**Do this**.
Write out the records word for word, with no pictures.

+---+

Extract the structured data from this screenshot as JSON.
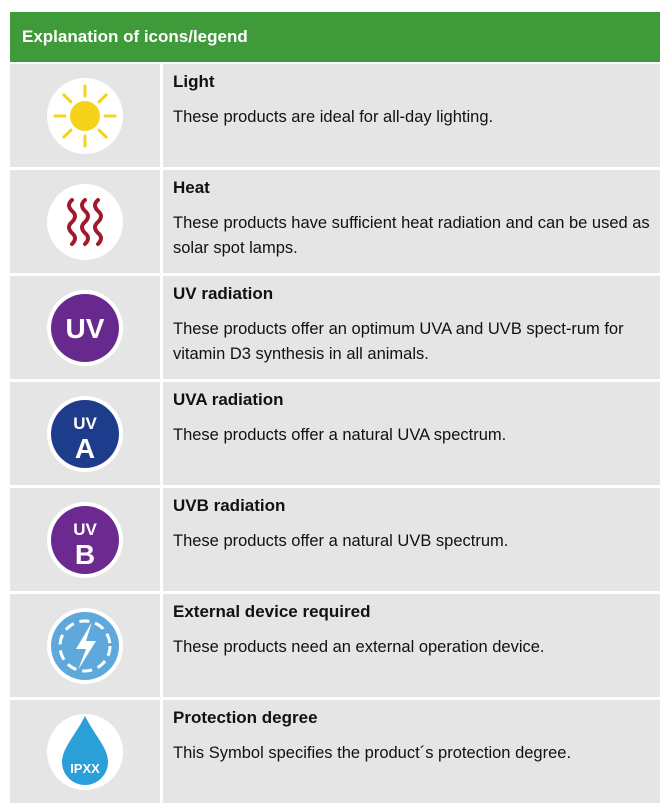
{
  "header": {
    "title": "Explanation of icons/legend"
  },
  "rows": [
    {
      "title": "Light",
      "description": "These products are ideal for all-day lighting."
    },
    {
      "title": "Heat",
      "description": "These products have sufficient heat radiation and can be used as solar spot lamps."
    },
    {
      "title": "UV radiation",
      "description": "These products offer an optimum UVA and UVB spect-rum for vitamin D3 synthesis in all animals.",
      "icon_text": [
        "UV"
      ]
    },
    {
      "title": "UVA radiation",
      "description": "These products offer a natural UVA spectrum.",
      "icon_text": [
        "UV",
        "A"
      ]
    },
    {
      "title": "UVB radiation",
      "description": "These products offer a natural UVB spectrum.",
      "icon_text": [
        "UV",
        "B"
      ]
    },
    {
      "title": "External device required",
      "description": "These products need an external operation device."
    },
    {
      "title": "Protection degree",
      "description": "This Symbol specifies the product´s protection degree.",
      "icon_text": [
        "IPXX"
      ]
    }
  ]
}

+---+

**Task response**.
Extract the structured data from this screenshot as JSON.
{
  "header": {
    "title": "Explanation of icons/legend"
  },
  "rows": [
    {
      "title": "Light",
      "description": "These products are ideal for all-day lighting."
    },
    {
      "title": "Heat",
      "description": "These products have sufficient heat radiation and can be used as solar spot lamps."
    },
    {
      "title": "UV radiation",
      "description": "These products offer an optimum UVA and UVB spect-rum for vitamin D3 synthesis in all animals.",
      "icon_text": [
        "UV"
      ]
    },
    {
      "title": "UVA radiation",
      "description": "These products offer a natural UVA spectrum.",
      "icon_text": [
        "UV",
        "A"
      ]
    },
    {
      "title": "UVB radiation",
      "description": "These products offer a natural UVB spectrum.",
      "icon_text": [
        "UV",
        "B"
      ]
    },
    {
      "title": "External device required",
      "description": "These products need an external operation device."
    },
    {
      "title": "Protection degree",
      "description": "This Symbol specifies the product´s protection degree.",
      "icon_text": [
        "IPXX"
      ]
    }
  ]
}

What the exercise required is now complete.